▶ **Records for the exercise**:
____________________
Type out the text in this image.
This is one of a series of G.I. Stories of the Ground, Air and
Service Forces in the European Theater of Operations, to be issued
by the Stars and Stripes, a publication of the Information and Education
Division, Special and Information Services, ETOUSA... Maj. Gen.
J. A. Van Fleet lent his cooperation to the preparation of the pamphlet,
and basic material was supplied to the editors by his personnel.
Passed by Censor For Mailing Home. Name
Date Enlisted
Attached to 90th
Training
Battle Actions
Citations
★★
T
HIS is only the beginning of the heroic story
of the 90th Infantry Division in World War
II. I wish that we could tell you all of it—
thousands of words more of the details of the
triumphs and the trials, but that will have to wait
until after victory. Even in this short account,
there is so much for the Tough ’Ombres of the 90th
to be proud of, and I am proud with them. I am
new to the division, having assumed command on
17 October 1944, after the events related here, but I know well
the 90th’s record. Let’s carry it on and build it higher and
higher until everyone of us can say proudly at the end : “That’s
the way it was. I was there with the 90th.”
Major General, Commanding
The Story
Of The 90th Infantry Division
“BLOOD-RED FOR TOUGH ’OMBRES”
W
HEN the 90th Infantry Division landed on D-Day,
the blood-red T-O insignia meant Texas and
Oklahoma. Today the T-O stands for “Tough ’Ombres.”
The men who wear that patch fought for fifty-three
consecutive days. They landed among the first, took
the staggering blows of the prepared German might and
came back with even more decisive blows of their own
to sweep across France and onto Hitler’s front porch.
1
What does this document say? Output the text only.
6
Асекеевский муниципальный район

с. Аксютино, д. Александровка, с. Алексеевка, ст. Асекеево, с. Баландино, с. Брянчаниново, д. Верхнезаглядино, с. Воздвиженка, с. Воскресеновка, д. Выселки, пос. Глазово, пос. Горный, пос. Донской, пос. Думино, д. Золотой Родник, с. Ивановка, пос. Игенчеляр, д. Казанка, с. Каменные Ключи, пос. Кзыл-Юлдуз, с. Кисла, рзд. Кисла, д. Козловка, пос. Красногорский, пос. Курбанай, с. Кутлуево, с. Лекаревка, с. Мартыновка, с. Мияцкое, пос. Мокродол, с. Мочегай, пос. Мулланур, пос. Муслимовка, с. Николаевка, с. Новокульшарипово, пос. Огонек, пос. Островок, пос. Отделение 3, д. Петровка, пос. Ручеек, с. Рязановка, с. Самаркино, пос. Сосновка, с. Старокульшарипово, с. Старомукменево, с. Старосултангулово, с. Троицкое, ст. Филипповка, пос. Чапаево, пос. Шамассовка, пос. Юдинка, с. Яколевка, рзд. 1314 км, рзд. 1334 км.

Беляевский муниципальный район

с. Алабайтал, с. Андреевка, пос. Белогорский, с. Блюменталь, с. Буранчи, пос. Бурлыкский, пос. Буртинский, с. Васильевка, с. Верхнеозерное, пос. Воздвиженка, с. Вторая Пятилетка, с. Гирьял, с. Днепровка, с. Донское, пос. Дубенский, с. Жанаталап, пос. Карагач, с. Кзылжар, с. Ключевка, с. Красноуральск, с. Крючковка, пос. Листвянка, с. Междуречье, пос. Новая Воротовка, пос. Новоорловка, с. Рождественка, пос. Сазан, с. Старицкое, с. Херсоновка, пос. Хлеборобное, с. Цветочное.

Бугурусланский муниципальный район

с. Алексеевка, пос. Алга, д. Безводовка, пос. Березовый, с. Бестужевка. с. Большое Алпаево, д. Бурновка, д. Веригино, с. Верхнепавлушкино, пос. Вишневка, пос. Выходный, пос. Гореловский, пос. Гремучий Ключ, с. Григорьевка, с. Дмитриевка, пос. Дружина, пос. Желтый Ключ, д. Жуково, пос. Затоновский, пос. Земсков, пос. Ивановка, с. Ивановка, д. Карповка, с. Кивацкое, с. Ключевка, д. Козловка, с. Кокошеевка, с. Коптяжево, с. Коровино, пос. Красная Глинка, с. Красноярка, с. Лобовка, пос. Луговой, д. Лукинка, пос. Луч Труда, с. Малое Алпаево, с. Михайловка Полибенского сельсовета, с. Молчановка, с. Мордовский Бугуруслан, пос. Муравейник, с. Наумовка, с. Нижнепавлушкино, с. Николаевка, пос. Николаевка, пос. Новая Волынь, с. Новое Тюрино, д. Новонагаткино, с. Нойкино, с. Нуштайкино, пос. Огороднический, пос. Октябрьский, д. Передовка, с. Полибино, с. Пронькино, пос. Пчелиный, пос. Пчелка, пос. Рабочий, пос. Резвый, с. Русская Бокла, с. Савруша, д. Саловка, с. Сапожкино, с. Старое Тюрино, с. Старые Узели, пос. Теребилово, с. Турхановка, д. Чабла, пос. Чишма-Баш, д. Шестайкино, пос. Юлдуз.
____________________
▶ **What is required**:
Tally up the lines holding the string "text" in this listing, and report the total alone.

▶ **Exercise solution**:
2